**** Input data ****
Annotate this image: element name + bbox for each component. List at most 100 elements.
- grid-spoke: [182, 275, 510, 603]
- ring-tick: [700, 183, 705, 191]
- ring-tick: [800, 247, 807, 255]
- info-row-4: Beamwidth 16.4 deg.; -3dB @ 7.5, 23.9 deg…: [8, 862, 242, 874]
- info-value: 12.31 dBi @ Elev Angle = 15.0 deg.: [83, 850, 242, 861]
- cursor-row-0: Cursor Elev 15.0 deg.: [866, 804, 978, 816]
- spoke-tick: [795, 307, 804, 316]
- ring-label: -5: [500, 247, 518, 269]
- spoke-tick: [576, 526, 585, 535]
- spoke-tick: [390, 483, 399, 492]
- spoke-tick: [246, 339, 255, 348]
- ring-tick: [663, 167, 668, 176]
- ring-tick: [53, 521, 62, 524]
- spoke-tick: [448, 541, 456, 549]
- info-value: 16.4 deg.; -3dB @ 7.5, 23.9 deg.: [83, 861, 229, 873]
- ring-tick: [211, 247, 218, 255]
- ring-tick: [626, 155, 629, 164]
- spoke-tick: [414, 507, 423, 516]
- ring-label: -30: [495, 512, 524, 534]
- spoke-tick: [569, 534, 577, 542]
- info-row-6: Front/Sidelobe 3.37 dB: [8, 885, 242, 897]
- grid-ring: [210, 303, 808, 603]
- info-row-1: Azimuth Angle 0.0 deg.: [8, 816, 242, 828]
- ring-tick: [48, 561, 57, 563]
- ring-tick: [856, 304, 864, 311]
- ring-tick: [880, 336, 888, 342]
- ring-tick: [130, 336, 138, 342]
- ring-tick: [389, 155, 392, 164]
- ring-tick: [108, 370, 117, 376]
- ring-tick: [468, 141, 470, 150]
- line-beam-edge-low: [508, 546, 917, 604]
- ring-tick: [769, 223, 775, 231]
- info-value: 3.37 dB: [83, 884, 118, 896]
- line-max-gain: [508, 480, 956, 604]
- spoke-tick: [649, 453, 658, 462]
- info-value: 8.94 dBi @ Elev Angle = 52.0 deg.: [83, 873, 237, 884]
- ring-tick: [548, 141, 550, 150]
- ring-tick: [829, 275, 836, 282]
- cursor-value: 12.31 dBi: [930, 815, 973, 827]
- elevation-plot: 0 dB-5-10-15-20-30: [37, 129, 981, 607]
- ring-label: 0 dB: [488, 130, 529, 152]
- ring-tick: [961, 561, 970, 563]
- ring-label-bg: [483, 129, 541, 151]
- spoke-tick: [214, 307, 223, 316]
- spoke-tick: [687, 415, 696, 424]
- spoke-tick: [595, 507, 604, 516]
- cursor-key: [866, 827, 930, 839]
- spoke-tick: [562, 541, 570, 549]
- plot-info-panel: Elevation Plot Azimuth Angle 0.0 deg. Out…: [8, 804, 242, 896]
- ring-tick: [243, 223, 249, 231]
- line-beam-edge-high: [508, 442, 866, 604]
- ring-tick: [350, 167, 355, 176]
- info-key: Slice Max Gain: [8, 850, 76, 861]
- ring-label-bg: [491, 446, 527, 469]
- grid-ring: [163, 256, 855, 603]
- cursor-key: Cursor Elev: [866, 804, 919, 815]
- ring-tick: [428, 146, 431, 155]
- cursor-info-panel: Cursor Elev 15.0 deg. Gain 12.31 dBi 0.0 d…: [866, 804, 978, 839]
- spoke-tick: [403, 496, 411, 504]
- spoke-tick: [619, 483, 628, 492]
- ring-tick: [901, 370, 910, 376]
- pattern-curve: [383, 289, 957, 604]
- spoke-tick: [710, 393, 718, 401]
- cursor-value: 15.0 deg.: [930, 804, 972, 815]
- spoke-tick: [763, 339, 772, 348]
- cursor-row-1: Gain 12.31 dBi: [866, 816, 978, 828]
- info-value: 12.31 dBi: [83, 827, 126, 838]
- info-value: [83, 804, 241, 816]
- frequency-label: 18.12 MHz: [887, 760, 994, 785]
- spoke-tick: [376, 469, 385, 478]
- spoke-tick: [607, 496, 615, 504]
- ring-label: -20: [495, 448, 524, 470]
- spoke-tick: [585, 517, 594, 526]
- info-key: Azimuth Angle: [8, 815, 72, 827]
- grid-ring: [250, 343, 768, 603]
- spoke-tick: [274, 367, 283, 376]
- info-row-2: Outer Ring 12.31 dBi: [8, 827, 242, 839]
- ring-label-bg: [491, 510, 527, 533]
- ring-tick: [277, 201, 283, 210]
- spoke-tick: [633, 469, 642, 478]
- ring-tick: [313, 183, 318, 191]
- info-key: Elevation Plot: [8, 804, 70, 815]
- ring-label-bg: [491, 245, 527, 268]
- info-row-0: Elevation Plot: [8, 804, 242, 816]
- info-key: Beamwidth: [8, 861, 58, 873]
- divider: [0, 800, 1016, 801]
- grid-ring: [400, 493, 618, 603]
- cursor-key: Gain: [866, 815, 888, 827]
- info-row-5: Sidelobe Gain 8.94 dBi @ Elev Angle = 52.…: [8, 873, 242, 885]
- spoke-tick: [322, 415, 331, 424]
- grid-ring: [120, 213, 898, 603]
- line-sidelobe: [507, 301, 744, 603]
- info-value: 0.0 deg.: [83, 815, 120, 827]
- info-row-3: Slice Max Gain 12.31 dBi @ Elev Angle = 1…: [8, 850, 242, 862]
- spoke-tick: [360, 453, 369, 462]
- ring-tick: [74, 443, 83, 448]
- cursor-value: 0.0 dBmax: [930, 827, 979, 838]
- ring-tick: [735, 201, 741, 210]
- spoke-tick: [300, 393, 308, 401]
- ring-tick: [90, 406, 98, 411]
****
What to do: From the listing above, pull out every line that contains the string "Azimuth".

Complete response:
- info-row-1: Azimuth Angle 0.0 deg.: [8, 816, 242, 828]
- plot-info-panel: Elevation Plot Azimuth Angle 0.0 deg. Out…: [8, 804, 242, 896]
- info-key: Azimuth Angle: [8, 815, 72, 827]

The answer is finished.